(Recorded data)
START
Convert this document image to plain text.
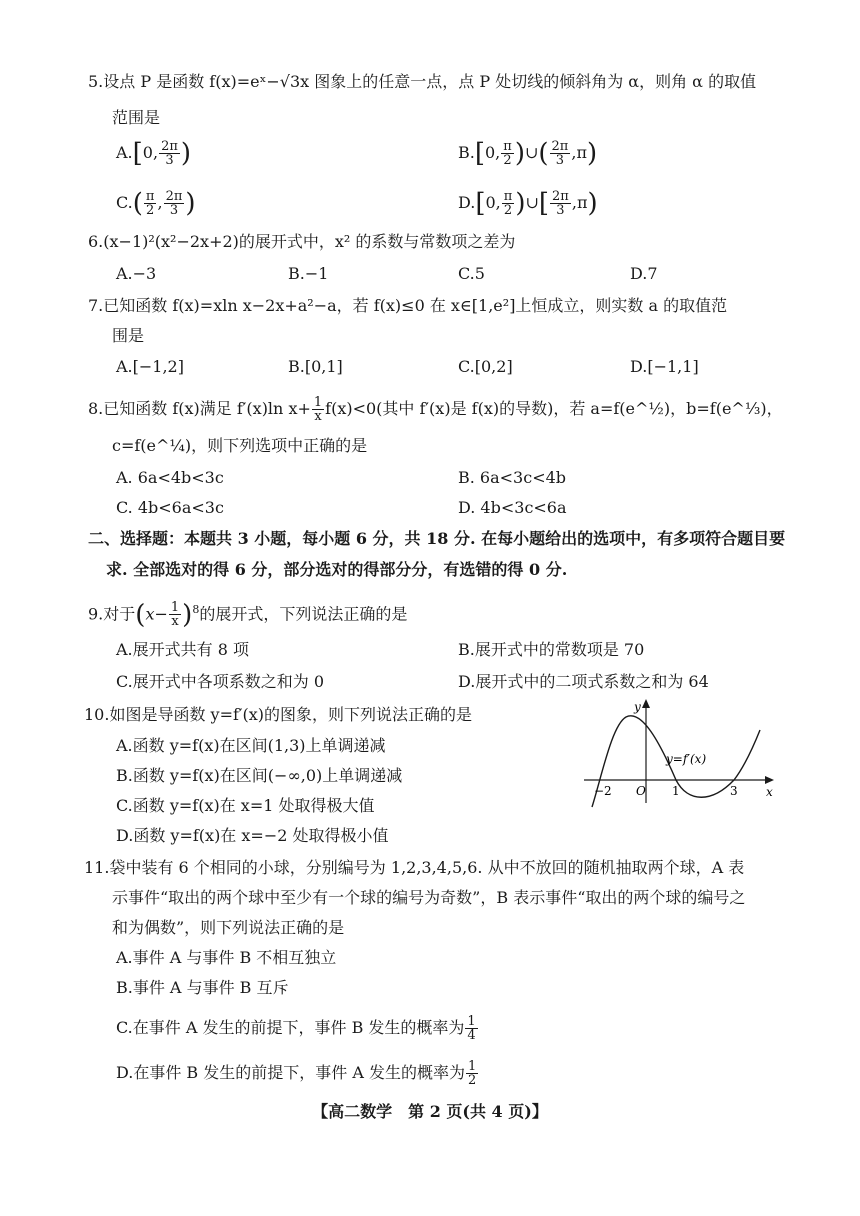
5.设点 P 是函数 f(x)=eˣ−√3x 图象上的任意一点，点 P 处切线的倾斜角为 α，则角 α 的取值
范围是
A.[0, $\frac{2\pi}{3}$ )	B.[0, $\frac{\pi}{2}$ )∪( $\frac{2\pi}{3} ,\pi$)
$C.( \frac{\pi}{2}$ , $\frac{2\pi}{3}$ )	D.[0, $\frac{\pi}{2}$ )∪[ $\frac{2\pi}{3} ,\pi$)
6.(x−1)²(x²−2x+2)的展开式中，x² 的系数与常数项之差为
A.−3	B.−1	C.5	D.7
7.已知函数 f(x)=xln x−2x+a²−a，若 f(x)≤0 在 x∈[1,e²]上恒成立，则实数 a 的取值范
围是
A.[−1,2]	B.[0,1]	C.[0,2]	D.[−1,1]
8.已知函数 f(x)满足 f′(x)ln $x+ \frac{1}{x} f(x)<0$(其中 f′(x)是 f(x)的导数)，若 a=f(e^½)，b=f(e^⅓)，
c=f(e^¼)，则下列选项中正确的是
A. 6a<4b<3c	B. 6a<3c<4b
C. 4b<6a<3c	D. 4b<3c<6a
二、选择题：本题共 3 小题，每小题 6 分，共 18 分. 在每小题给出的选项中，有多项符合题目要
求. 全部选对的得 6 分，部分选对的得部分分，有选错的得 0 分.
9.对于$(x- \frac{1}{x} )^8$的展开式，下列说法正确的是
A.展开式共有 8 项	B.展开式中的常数项是 70
C.展开式中各项系数之和为 0	D.展开式中的二项式系数之和为 64
10.如图是导函数 y=f′(x)的图象，则下列说法正确的是
A.函数 y=f(x)在区间(1,3)上单调递减
B.函数 y=f(x)在区间(−∞,0)上单调递减
C.函数 y=f(x)在 x=1 处取得极大值
D.函数 y=f(x)在 x=−2 处取得极小值
y
x
y=f′(x)
O
−2	1	3
11.袋中装有 6 个相同的小球，分别编号为 1,2,3,4,5,6. 从中不放回的随机抽取两个球，A 表
示事件“取出的两个球中至少有一个球的编号为奇数”，B 表示事件“取出的两个球的编号之
和为偶数”，则下列说法正确的是
A.事件 A 与事件 B 不相互独立
B.事件 A 与事件 B 互斥
C.在事件 A 发生的前提下，事件 B 发生的概率为 $\frac{1}{4}$
D.在事件 B 发生的前提下，事件 A 发生的概率为 $\frac{1}{2}$
【高二数学　第 2 页(共 4 页)】
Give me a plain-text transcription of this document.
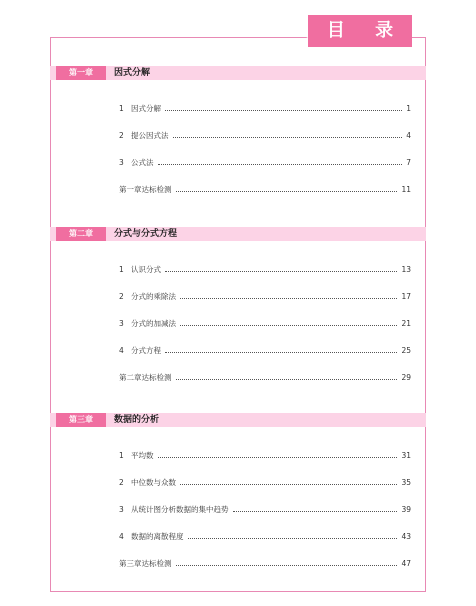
目 录
第一章	因式分解
1 因式分解	1
2 提公因式法	4
3 公式法	7
第一章达标检测	11
第二章	分式与分式方程
1 认识分式	13
2 分式的乘除法	17
3 分式的加减法	21
4 分式方程	25
第二章达标检测	29
第三章	数据的分析
1 平均数	31
2 中位数与众数	35
3 从统计图分析数据的集中趋势	39
4 数据的离散程度	43
第三章达标检测	47
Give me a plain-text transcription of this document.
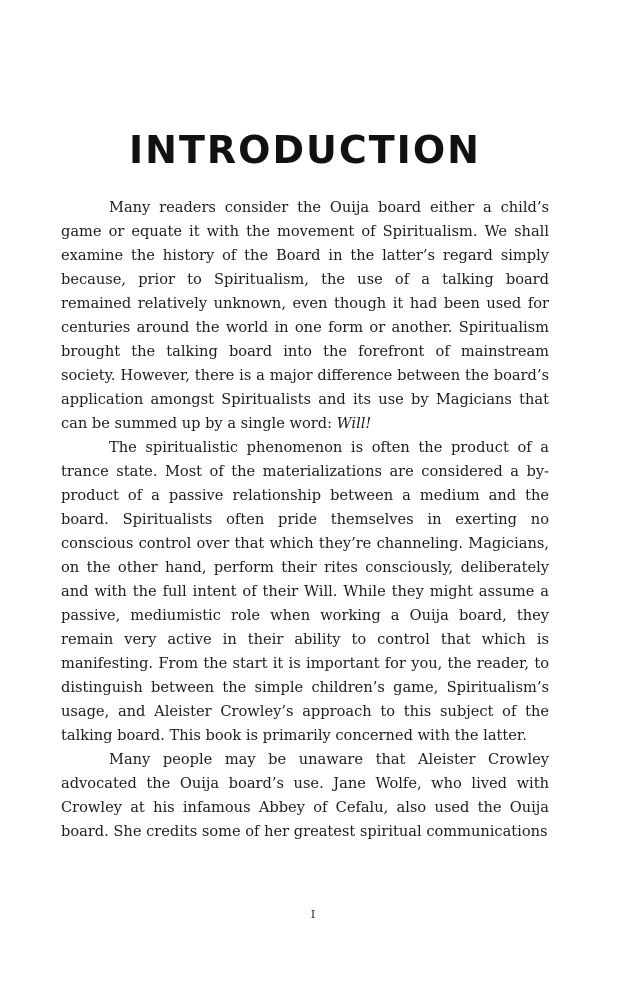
INTRODUCTION

Many readers consider the Ouija board either a child’s game or equate it with the movement of Spiritualism. We shall examine the history of the Board in the latter’s regard simply because, prior to Spiritualism, the use of a talking board remained relatively unknown, even though it had been used for centuries around the world in one form or another. Spiritualism brought the talking board into the forefront of mainstream society. However, there is a major difference between the board’s application amongst Spiritualists and its use by Magicians that can be summed up by a single word: Will!

The spiritualistic phenomenon is often the product of a trance state. Most of the materializations are considered a by-product of a passive relationship between a medium and the board. Spiritualists often pride themselves in exerting no conscious control over that which they’re channeling. Magicians, on the other hand, perform their rites consciously, deliberately and with the full intent of their Will. While they might assume a passive, mediumistic role when working a Ouija board, they remain very active in their ability to control that which is manifesting. From the start it is important for you, the reader, to distinguish between the simple children’s game, Spiritualism’s usage, and Aleister Crowley’s approach to this subject of the talking board. This book is primarily concerned with the latter.

Many people may be unaware that Aleister Crowley advocated the Ouija board’s use. Jane Wolfe, who lived with Crowley at his infamous Abbey of Cefalu, also used the Ouija board. She credits some of her greatest spiritual communications

I
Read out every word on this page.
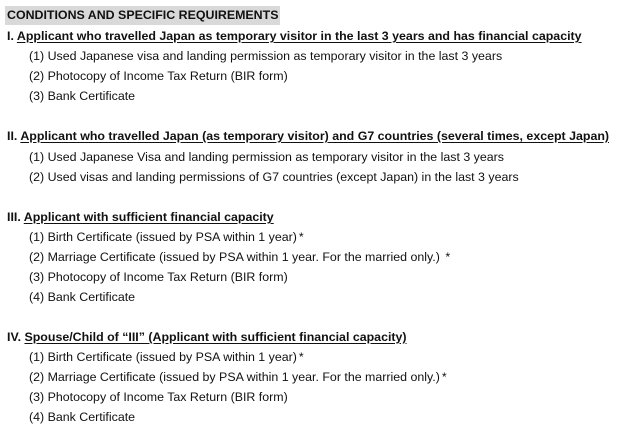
CONDITIONS AND SPECIFIC REQUIREMENTS
I. Applicant who travelled Japan as temporary visitor in the last 3 years and has financial capacity
(1) Used Japanese visa and landing permission as temporary visitor in the last 3 years
(2) Photocopy of Income Tax Return (BIR form)
(3) Bank Certificate
II. Applicant who travelled Japan (as temporary visitor) and G7 countries (several times, except Japan)
(1) Used Japanese Visa and landing permission as temporary visitor in the last 3 years
(2) Used visas and landing permissions of G7 countries (except Japan) in the last 3 years
III. Applicant with sufficient financial capacity
(1) Birth Certificate (issued by PSA within 1 year) *
(2) Marriage Certificate (issued by PSA within 1 year. For the married only.) *
(3) Photocopy of Income Tax Return (BIR form)
(4) Bank Certificate
IV. Spouse/Child of “III” (Applicant with sufficient financial capacity)
(1) Birth Certificate (issued by PSA within 1 year) *
(2) Marriage Certificate (issued by PSA within 1 year. For the married only.) *
(3) Photocopy of Income Tax Return (BIR form)
(4) Bank Certificate
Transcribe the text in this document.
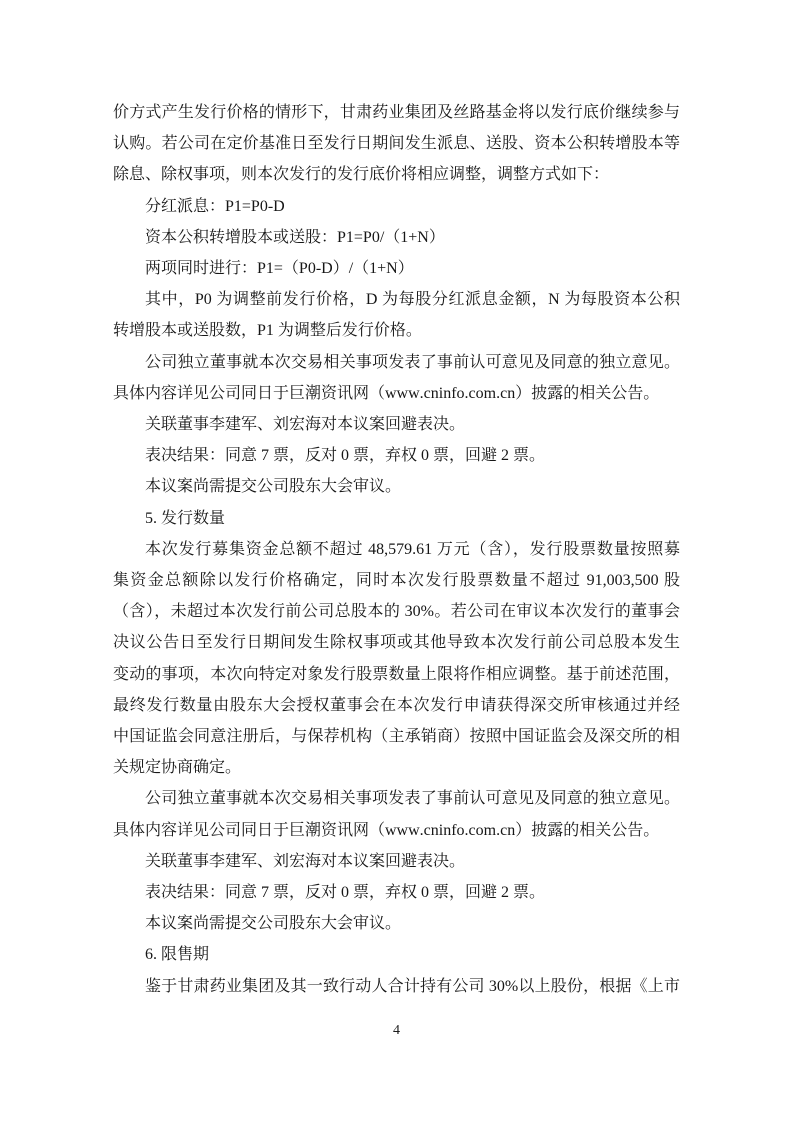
价方式产生发行价格的情形下，甘肃药业集团及丝路基金将以发行底价继续参与
认购。若公司在定价基准日至发行日期间发生派息、送股、资本公积转增股本等
除息、除权事项，则本次发行的发行底价将相应调整，调整方式如下：
分红派息：P1=P0-D
资本公积转增股本或送股：P1=P0/（1+N）
两项同时进行：P1=（P0-D）/（1+N）
其中，P0 为调整前发行价格，D 为每股分红派息金额，N 为每股资本公积
转增股本或送股数，P1 为调整后发行价格。
公司独立董事就本次交易相关事项发表了事前认可意见及同意的独立意见。
具体内容详见公司同日于巨潮资讯网（www.cninfo.com.cn）披露的相关公告。
关联董事李建军、刘宏海对本议案回避表决。
表决结果：同意 7 票，反对 0 票，弃权 0 票，回避 2 票。
本议案尚需提交公司股东大会审议。
5. 发行数量
本次发行募集资金总额不超过 48,579.61 万元（含），发行股票数量按照募
集资金总额除以发行价格确定，同时本次发行股票数量不超过 91,003,500 股
（含），未超过本次发行前公司总股本的 30%。若公司在审议本次发行的董事会
决议公告日至发行日期间发生除权事项或其他导致本次发行前公司总股本发生
变动的事项，本次向特定对象发行股票数量上限将作相应调整。基于前述范围，
最终发行数量由股东大会授权董事会在本次发行申请获得深交所审核通过并经
中国证监会同意注册后，与保荐机构（主承销商）按照中国证监会及深交所的相
关规定协商确定。
公司独立董事就本次交易相关事项发表了事前认可意见及同意的独立意见。
具体内容详见公司同日于巨潮资讯网（www.cninfo.com.cn）披露的相关公告。
关联董事李建军、刘宏海对本议案回避表决。
表决结果：同意 7 票，反对 0 票，弃权 0 票，回避 2 票。
本议案尚需提交公司股东大会审议。
6. 限售期
鉴于甘肃药业集团及其一致行动人合计持有公司 30%以上股份，根据《上市
4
END
(GOAL OF THE EXERCISE) The answer is one number: how many lines of the material above contain "则下列说法正确的是".

(WORKED SOLUTION) 2